_Challenge_
Narrow the data below down to the lines containing "aparecer".

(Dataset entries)
● ● ● ● ● ● ●

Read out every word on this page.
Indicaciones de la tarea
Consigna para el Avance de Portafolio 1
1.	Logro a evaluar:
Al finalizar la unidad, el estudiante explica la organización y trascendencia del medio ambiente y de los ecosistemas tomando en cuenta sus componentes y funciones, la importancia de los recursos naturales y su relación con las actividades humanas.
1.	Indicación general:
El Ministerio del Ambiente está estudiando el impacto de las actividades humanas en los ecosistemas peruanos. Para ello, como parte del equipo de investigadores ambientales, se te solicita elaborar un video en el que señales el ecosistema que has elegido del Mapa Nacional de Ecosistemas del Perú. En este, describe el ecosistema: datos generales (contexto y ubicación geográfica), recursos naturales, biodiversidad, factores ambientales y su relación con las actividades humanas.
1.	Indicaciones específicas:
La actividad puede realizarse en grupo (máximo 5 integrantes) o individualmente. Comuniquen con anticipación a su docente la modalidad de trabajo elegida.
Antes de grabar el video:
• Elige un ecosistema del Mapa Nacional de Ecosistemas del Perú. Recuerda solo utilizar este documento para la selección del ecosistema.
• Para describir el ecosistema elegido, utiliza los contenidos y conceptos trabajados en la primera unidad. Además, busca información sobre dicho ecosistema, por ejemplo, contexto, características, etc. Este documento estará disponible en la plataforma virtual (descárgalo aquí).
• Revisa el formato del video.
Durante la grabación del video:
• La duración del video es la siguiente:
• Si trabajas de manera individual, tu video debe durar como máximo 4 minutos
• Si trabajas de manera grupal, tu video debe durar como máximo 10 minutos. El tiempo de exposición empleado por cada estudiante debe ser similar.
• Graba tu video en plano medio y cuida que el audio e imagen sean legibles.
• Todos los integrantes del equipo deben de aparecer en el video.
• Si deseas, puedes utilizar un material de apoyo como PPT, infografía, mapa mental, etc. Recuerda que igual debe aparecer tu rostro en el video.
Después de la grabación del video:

● ● ● ● ● ● ●

_Finished exercise_
• Todos los integrantes del equipo deben de aparecer en el video.
• Si deseas, puedes utilizar un material de apoyo como PPT, infografía, mapa mental, etc. Recuerda que igual debe aparecer tu rostro en el video.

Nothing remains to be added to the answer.